Begin
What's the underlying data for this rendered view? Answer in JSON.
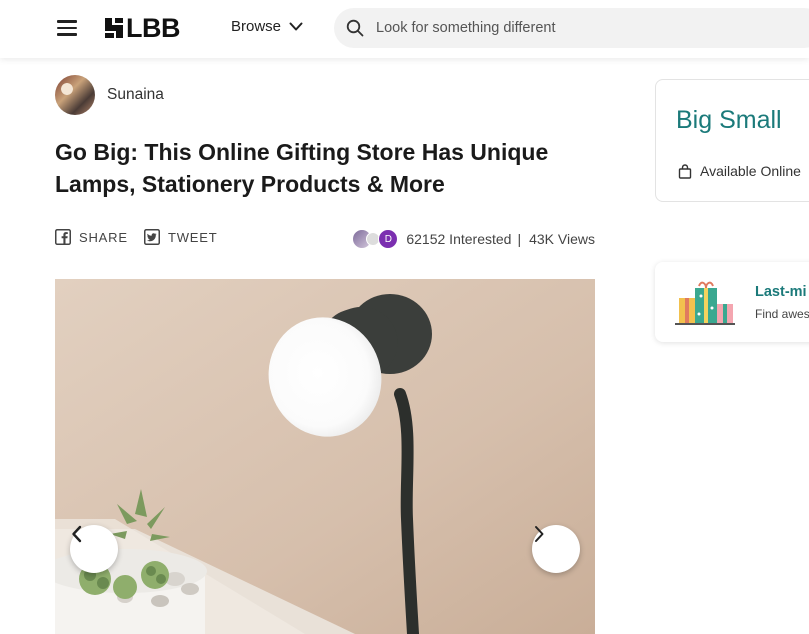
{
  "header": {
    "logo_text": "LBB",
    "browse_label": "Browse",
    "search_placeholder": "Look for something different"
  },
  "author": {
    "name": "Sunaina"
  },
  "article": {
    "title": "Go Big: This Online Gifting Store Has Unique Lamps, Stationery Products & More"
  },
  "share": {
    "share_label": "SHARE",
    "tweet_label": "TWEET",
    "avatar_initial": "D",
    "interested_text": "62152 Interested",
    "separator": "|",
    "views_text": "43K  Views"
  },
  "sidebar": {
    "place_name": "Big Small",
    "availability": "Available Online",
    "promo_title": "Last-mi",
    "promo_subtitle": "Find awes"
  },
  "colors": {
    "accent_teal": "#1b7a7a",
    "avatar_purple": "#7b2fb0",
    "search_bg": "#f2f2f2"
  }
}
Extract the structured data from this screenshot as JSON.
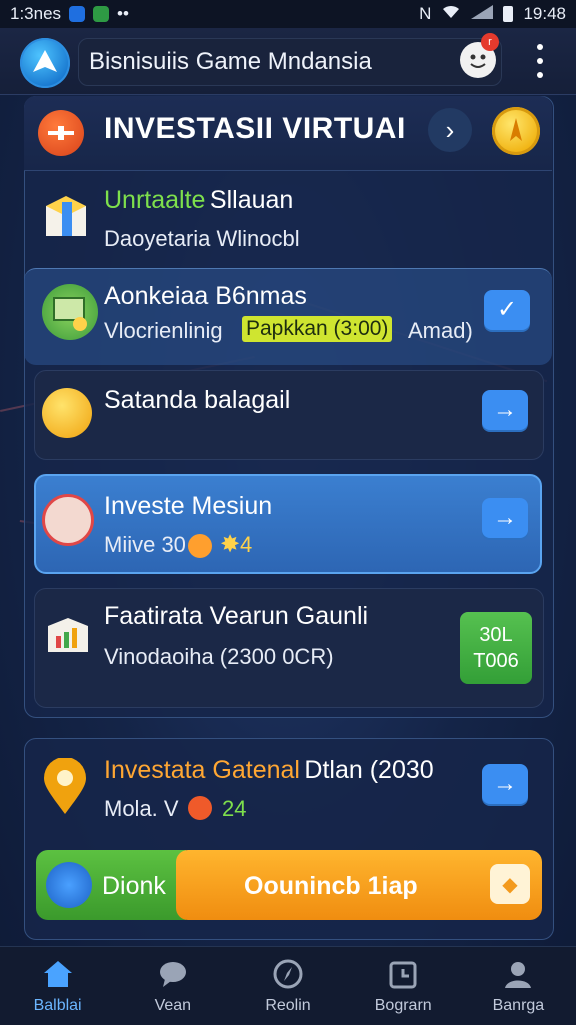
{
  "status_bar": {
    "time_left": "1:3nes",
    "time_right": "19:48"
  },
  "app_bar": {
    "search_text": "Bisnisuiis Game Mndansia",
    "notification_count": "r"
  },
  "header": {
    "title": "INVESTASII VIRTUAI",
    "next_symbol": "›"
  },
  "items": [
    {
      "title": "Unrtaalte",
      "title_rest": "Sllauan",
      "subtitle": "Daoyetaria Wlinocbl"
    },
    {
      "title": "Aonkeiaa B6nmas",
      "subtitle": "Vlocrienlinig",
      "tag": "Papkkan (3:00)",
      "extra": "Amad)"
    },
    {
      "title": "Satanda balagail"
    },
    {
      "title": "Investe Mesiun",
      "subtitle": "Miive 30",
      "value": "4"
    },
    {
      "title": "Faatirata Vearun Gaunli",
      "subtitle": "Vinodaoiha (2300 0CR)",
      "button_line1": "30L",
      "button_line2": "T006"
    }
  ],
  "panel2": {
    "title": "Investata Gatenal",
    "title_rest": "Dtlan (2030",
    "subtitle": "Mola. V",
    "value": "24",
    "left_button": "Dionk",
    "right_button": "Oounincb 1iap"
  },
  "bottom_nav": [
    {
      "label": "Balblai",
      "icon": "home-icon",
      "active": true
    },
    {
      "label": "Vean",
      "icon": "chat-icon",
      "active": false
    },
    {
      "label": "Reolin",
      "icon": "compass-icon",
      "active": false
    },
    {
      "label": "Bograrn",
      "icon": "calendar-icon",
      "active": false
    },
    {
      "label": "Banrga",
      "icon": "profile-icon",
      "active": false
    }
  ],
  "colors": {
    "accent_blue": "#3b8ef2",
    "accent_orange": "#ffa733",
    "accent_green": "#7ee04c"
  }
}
End
List all lines above in which the string "data" appears.

What's the underlying data for this rendered view? Answer in JSON.
Extract the structured data from this screenshot as JSON.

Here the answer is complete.